Pull every "text" line out of the data below.

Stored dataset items
________________

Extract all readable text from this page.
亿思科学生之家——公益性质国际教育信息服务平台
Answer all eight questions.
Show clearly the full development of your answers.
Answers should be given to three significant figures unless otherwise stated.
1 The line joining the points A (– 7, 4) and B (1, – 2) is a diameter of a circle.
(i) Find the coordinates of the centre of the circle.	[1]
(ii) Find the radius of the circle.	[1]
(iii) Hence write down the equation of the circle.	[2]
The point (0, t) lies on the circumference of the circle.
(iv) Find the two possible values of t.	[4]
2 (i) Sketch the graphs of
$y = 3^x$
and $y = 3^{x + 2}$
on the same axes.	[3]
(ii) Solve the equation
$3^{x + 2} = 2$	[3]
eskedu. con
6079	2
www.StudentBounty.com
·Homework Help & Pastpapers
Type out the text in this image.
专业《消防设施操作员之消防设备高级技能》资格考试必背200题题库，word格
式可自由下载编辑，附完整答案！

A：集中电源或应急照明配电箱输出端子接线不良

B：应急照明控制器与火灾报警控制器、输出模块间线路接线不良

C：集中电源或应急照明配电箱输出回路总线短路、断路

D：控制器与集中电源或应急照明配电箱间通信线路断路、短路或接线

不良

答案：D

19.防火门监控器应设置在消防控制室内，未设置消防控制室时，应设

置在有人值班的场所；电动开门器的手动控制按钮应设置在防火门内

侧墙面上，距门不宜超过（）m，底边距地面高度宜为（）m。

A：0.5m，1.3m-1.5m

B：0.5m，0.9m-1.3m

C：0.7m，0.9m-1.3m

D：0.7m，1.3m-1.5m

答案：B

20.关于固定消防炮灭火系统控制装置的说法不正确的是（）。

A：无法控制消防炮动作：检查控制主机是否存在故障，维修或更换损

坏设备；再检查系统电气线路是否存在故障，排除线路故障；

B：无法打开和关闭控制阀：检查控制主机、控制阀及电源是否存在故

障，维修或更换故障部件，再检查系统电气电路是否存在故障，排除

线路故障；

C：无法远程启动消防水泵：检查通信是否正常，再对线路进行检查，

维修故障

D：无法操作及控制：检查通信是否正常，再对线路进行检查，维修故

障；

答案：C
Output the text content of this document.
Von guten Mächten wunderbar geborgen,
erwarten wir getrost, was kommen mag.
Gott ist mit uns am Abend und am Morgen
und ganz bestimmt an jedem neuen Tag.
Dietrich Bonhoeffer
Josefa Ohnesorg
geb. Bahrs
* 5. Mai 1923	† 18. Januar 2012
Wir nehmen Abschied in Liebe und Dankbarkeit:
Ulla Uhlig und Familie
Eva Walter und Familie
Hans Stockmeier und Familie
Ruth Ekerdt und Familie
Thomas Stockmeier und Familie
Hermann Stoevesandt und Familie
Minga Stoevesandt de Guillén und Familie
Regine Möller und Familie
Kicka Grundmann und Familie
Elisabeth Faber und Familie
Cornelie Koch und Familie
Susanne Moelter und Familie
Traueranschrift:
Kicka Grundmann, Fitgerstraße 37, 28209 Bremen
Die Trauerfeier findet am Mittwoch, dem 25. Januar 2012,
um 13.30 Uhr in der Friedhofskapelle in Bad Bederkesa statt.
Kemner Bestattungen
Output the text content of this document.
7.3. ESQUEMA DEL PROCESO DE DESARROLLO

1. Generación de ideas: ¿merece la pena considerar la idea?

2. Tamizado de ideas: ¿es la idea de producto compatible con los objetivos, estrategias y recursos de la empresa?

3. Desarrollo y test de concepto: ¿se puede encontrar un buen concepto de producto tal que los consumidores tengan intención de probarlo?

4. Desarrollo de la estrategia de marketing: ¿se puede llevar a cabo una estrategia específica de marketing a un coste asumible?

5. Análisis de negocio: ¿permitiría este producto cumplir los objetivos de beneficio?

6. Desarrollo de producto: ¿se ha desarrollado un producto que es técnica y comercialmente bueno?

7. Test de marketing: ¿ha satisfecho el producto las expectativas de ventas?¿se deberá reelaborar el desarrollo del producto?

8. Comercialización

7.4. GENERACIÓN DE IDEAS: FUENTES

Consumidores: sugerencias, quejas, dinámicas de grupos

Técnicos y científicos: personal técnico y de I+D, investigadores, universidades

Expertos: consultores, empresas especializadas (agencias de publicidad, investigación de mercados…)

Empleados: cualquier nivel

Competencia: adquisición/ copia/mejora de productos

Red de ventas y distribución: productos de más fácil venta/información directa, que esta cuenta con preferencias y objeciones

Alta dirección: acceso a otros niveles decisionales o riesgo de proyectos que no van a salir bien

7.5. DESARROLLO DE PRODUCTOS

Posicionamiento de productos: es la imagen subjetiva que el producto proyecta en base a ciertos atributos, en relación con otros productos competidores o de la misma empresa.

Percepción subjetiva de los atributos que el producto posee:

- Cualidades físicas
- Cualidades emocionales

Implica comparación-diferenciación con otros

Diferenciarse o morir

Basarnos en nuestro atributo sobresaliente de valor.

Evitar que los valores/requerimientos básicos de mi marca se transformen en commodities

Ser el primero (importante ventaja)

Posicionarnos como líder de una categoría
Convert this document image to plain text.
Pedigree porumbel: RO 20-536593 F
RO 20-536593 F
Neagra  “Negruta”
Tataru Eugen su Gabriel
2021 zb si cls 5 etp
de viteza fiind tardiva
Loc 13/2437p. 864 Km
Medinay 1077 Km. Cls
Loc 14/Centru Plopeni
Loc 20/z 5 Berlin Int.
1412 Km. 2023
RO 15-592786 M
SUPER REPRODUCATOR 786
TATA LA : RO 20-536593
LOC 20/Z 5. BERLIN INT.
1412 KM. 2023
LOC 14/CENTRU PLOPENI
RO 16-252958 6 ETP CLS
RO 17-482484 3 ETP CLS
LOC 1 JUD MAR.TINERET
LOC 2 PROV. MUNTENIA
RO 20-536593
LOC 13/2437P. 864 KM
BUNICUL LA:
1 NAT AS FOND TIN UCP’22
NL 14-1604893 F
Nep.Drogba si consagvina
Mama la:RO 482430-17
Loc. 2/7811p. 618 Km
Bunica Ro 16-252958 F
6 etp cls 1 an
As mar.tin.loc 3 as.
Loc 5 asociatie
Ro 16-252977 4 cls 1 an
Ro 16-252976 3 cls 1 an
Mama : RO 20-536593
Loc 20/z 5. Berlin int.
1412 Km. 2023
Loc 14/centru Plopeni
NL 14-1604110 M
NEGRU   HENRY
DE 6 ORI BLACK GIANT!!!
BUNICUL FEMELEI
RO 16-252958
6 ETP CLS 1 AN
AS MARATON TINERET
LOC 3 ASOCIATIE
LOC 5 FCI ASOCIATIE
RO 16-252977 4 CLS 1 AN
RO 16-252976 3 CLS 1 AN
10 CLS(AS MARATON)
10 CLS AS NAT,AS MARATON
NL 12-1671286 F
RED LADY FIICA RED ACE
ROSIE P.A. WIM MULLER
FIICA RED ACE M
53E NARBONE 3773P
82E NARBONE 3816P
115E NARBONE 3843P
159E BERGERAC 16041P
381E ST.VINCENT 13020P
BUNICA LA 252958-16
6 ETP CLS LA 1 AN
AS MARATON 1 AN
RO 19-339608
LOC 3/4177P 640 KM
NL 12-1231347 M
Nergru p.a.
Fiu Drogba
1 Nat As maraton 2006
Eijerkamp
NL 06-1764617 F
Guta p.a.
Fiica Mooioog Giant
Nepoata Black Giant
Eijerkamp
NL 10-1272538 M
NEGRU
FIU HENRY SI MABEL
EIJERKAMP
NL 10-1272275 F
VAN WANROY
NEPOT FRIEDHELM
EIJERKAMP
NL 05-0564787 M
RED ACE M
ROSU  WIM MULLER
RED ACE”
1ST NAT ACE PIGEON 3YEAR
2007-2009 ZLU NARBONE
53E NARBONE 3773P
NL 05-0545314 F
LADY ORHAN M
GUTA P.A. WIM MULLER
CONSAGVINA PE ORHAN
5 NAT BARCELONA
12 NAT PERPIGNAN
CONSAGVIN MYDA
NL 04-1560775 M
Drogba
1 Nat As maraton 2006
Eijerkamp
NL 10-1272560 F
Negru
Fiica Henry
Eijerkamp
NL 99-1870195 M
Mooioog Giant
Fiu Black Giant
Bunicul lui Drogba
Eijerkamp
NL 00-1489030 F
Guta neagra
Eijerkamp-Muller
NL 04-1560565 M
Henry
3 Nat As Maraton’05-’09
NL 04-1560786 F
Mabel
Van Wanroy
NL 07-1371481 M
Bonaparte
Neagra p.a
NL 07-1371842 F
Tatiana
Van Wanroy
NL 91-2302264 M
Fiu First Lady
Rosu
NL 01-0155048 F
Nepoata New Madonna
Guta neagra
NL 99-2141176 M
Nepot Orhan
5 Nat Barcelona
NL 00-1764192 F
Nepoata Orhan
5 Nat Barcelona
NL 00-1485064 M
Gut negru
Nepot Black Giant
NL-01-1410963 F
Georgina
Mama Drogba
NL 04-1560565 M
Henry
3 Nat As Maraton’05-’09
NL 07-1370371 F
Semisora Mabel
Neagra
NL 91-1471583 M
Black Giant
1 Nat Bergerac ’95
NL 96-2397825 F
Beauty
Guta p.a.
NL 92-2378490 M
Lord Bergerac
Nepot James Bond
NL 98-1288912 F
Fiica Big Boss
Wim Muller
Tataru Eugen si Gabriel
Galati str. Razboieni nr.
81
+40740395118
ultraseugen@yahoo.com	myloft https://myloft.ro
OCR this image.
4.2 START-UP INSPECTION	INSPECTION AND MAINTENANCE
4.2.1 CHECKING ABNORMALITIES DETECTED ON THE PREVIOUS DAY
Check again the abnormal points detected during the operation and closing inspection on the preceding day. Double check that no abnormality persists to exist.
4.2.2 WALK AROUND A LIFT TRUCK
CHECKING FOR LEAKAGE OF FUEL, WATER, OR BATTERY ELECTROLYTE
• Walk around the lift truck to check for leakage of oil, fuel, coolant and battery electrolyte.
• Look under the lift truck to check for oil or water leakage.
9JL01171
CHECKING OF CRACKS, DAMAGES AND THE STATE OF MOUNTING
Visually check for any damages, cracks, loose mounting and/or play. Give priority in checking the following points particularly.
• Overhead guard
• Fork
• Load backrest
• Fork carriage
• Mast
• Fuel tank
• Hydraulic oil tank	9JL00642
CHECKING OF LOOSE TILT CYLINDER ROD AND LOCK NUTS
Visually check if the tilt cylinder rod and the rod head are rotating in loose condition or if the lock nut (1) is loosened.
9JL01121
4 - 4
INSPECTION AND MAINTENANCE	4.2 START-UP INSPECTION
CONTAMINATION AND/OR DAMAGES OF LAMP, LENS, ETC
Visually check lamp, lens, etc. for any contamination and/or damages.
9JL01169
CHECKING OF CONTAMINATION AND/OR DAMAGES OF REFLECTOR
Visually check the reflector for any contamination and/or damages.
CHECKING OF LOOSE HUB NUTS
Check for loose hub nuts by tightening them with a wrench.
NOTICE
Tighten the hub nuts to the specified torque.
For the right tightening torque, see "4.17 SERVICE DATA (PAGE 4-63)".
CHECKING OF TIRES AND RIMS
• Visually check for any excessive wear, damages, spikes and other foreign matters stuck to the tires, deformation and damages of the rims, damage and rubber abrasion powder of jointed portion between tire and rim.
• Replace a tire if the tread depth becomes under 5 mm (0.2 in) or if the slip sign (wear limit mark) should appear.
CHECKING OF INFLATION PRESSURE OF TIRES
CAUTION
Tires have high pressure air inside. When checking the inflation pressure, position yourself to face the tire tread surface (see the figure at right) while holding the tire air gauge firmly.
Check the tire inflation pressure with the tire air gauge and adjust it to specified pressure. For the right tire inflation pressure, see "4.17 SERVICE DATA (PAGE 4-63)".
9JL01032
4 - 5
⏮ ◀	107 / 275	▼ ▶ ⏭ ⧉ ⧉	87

________________

*SOLUTION TO THIS EXERCISE*:
Extract all readable text from this page.
Type out the text in this image.
Output the text content of this document.
Output the text content of this document.
Convert this document image to plain text.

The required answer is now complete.